**SET PROBLEM:** Collect all lines from the records below that include the word "Evolutia".

##### ITEMS

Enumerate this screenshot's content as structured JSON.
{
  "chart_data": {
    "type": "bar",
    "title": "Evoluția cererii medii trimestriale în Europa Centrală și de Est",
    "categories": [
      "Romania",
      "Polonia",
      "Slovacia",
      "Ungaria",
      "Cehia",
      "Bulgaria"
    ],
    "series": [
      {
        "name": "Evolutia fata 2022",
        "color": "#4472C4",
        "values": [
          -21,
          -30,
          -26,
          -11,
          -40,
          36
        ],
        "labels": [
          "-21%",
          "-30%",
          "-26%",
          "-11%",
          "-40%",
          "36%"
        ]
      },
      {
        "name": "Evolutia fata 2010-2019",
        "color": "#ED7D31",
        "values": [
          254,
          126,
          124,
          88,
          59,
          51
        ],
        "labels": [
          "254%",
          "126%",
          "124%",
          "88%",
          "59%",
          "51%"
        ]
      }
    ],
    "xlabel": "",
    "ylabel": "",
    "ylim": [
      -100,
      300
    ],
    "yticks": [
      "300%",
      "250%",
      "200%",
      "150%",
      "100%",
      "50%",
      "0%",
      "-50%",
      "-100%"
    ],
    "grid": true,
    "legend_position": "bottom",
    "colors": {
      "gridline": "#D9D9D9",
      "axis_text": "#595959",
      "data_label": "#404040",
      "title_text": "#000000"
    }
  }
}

##########
##### ITEMS

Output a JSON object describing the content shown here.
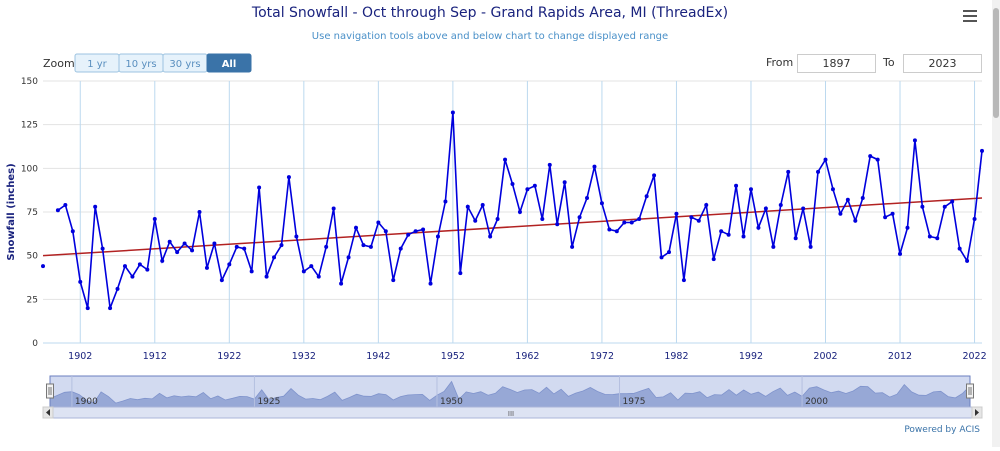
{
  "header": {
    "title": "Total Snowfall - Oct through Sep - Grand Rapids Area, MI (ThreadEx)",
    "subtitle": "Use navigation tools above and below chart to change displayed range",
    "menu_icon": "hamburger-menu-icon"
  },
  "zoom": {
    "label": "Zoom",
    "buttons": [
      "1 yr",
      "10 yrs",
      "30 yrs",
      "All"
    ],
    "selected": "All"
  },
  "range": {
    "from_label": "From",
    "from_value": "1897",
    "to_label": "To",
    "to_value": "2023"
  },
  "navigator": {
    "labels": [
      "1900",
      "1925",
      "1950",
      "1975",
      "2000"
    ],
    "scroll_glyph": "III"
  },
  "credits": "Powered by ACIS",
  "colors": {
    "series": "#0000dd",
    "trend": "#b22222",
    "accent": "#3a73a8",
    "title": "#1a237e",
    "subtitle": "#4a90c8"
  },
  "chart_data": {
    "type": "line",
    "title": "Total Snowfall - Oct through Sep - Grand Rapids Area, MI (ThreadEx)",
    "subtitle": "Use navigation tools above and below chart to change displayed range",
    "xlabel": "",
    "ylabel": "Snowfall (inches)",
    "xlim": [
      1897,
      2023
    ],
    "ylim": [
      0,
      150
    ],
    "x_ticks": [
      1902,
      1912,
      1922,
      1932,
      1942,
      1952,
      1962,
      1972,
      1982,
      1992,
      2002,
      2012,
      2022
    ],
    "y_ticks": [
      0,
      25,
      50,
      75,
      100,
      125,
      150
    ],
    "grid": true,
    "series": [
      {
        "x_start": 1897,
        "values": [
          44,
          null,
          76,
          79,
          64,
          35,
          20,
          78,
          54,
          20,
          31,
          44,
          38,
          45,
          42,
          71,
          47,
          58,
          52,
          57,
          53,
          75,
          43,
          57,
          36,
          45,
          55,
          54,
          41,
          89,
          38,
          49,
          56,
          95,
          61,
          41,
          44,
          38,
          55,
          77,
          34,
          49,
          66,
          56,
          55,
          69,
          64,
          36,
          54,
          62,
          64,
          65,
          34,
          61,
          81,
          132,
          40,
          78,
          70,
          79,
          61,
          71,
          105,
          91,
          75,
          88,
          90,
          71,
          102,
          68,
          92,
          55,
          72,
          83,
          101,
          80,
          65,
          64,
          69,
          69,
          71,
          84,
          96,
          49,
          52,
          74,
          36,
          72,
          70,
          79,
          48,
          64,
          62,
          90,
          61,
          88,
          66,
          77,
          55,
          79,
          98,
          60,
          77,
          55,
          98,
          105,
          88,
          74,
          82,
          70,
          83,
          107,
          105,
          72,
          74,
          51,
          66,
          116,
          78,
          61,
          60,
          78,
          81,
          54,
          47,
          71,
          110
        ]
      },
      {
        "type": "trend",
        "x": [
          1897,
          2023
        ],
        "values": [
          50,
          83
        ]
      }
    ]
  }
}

##########

**WRITTEN REPLY:**
        "name": "Evolutia fata 2022",
        "name": "Evolutia fata 2010-2019",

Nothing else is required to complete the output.